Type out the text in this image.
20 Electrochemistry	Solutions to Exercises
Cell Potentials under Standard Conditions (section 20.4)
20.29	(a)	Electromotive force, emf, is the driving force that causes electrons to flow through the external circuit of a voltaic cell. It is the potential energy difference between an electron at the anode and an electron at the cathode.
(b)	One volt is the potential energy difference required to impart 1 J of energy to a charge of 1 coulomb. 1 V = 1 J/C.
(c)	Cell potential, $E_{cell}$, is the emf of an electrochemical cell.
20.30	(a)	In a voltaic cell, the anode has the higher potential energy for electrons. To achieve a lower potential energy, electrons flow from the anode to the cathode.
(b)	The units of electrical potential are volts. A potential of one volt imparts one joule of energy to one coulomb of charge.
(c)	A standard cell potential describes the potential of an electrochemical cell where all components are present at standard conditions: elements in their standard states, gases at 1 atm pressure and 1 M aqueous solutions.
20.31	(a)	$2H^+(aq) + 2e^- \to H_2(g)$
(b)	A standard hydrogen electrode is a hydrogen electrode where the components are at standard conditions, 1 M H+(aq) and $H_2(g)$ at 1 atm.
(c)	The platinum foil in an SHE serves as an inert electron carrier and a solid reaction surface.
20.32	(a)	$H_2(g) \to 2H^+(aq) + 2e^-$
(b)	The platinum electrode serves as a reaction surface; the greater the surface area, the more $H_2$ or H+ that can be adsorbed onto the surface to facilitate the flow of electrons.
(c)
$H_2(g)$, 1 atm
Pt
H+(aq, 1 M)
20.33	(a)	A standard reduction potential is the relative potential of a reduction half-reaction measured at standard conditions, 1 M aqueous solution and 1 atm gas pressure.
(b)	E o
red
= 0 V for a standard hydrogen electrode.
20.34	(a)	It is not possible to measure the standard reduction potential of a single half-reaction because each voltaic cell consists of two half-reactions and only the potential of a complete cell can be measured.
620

What is being asked:
Copy out the whole listing, exactly as written.

Reply:
Type out the text in this image.
20 Electrochemistry	Solutions to Exercises
Cell Potentials under Standard Conditions (section 20.4)
20.29	(a)	Electromotive force, emf, is the driving force that causes electrons to flow through the external circuit of a voltaic cell. It is the potential energy difference between an electron at the anode and an electron at the cathode.
(b)	One volt is the potential energy difference required to impart 1 J of energy to a charge of 1 coulomb. 1 V = 1 J/C.
(c)	Cell potential, $E_{cell}$, is the emf of an electrochemical cell.
20.30	(a)	In a voltaic cell, the anode has the higher potential energy for electrons. To achieve a lower potential energy, electrons flow from the anode to the cathode.
(b)	The units of electrical potential are volts. A potential of one volt imparts one joule of energy to one coulomb of charge.
(c)	A standard cell potential describes the potential of an electrochemical cell where all components are present at standard conditions: elements in their standard states, gases at 1 atm pressure and 1 M aqueous solutions.
20.31	(a)	$2H^+(aq) + 2e^- \to H_2(g)$
(b)	A standard hydrogen electrode is a hydrogen electrode where the components are at standard conditions, 1 M H+(aq) and $H_2(g)$ at 1 atm.
(c)	The platinum foil in an SHE serves as an inert electron carrier and a solid reaction surface.
20.32	(a)	$H_2(g) \to 2H^+(aq) + 2e^-$
(b)	The platinum electrode serves as a reaction surface; the greater the surface area, the more $H_2$ or H+ that can be adsorbed onto the surface to facilitate the flow of electrons.
(c)
$H_2(g)$, 1 atm
Pt
H+(aq, 1 M)
20.33	(a)	A standard reduction potential is the relative potential of a reduction half-reaction measured at standard conditions, 1 M aqueous solution and 1 atm gas pressure.
(b)	E o
red
= 0 V for a standard hydrogen electrode.
20.34	(a)	It is not possible to measure the standard reduction potential of a single half-reaction because each voltaic cell consists of two half-reactions and only the potential of a complete cell can be measured.
620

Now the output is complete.